_Written task_:
The answer is one number: how many lines hold the string "ἐστι".

_Data listing_:
"""

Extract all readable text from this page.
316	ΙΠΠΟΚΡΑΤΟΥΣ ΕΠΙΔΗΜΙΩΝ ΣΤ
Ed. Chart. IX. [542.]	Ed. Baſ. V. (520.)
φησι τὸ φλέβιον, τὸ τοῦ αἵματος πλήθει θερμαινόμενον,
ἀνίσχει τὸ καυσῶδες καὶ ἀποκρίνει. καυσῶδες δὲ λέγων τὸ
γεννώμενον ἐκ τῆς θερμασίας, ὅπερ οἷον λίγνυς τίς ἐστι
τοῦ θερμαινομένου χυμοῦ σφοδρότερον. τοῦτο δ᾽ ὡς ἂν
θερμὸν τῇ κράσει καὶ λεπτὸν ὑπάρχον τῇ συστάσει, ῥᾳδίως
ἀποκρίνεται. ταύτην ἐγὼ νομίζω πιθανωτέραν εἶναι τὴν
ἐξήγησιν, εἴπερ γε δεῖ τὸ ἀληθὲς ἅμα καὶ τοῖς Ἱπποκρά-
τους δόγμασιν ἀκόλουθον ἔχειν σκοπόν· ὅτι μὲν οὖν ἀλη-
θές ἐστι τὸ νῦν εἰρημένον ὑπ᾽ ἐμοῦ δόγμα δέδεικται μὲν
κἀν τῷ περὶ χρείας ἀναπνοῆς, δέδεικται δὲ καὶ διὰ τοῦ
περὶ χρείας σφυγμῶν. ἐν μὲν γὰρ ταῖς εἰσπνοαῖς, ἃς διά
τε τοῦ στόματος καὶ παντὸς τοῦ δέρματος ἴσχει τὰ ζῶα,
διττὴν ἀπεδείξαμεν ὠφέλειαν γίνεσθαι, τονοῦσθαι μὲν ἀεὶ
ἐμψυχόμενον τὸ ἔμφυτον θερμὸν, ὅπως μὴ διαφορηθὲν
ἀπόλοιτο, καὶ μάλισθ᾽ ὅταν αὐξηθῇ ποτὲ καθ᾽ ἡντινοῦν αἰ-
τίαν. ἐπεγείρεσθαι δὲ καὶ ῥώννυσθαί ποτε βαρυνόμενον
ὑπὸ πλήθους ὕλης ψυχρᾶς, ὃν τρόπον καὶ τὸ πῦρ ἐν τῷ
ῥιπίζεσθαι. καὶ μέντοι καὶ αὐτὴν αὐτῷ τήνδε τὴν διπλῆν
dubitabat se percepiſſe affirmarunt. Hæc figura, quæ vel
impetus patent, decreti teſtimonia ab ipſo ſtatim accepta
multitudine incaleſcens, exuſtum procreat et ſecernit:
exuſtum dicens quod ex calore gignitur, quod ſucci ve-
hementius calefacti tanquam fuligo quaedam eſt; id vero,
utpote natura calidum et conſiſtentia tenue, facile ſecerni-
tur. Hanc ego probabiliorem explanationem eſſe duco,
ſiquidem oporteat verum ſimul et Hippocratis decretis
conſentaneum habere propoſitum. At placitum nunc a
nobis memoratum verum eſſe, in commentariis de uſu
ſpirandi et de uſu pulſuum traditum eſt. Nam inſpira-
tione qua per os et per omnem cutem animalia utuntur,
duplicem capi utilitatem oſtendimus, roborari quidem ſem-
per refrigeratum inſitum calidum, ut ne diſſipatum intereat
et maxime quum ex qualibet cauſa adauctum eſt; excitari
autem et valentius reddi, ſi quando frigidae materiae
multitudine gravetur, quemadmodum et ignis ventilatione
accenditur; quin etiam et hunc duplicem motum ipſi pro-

"""

_Exercise result_:
2